To do:
Locate all lines with the word "gegevens". Copy them.

[Data items]
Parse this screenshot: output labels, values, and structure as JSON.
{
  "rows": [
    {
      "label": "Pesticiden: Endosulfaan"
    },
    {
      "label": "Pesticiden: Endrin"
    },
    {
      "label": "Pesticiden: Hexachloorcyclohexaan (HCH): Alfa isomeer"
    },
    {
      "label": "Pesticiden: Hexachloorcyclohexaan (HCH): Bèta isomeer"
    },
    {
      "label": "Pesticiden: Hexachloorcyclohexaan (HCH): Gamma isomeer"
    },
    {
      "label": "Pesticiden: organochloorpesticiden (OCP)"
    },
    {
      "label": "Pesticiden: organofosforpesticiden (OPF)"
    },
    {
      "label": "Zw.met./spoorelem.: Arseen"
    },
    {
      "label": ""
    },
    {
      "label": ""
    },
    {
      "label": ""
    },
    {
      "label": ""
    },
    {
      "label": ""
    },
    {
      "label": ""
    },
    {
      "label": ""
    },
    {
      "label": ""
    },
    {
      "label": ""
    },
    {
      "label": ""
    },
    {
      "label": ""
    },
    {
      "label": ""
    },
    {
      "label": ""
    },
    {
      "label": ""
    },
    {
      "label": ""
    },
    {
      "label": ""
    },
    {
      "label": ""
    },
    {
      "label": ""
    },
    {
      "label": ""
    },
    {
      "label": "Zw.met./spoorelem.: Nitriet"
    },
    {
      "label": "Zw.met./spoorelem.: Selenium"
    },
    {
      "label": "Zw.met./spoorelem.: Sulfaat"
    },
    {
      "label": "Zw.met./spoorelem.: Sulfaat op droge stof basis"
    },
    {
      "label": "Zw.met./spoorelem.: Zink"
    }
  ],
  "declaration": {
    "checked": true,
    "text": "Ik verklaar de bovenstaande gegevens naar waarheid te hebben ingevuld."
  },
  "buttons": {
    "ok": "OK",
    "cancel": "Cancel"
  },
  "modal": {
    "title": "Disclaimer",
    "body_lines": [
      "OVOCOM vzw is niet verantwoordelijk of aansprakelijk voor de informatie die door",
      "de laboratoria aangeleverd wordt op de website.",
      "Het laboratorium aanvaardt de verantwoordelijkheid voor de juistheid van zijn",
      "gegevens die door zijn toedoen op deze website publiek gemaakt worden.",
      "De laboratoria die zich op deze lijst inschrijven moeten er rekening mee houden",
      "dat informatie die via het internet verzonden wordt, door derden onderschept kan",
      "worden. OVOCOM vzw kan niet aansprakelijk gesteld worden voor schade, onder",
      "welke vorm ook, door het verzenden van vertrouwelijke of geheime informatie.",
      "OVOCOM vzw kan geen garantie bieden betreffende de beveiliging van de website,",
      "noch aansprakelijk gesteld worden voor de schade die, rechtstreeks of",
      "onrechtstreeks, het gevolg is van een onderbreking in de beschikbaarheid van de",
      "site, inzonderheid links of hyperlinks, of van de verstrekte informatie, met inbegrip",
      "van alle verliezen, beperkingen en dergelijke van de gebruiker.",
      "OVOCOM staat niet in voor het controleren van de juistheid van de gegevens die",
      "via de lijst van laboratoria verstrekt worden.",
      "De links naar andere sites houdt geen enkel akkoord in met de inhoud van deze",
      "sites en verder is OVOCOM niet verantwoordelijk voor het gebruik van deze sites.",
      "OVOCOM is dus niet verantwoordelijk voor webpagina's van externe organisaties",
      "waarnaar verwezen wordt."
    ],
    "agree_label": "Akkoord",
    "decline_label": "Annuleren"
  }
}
==
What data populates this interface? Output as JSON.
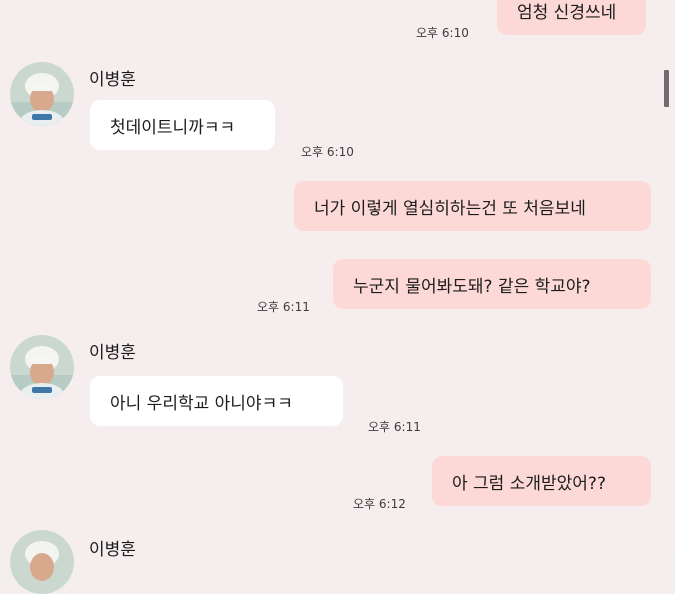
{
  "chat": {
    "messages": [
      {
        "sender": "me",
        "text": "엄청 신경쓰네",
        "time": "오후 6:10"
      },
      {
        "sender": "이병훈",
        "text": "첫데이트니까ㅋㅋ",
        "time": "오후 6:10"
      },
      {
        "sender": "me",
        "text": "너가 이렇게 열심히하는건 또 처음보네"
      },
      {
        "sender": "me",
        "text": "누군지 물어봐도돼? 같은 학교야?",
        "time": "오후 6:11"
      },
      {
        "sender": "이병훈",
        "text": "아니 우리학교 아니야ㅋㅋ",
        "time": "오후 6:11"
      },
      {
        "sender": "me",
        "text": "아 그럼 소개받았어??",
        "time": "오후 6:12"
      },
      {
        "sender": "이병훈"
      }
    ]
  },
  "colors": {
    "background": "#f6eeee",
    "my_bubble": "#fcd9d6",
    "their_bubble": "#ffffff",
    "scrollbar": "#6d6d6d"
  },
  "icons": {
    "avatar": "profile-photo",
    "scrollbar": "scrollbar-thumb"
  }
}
* * *
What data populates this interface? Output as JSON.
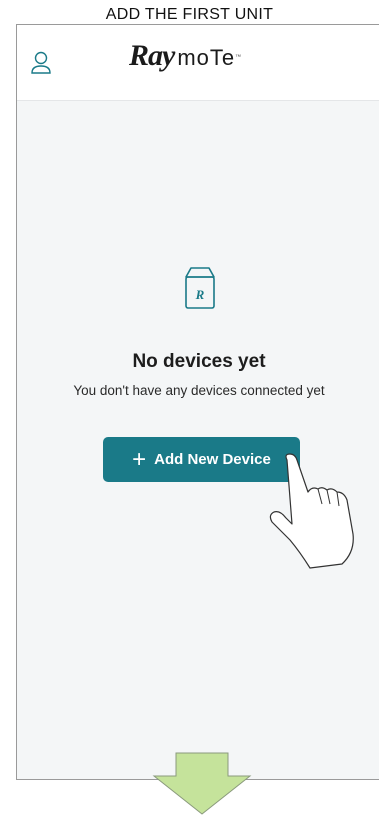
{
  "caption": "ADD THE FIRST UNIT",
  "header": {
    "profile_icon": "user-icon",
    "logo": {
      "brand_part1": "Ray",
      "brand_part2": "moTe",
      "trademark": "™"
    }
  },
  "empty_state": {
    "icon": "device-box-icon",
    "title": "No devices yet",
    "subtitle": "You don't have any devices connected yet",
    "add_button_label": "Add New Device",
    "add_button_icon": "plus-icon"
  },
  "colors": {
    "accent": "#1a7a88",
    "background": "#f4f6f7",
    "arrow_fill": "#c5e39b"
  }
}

Exercise result:
    "text": "Ik verklaar de bovenstaande gegevens naar waarheid te hebben ingevuld."
      "gegevens die door zijn toedoen op deze website publiek gemaakt worden.",
      "OVOCOM staat niet in voor het controleren van de juistheid van de gegevens die",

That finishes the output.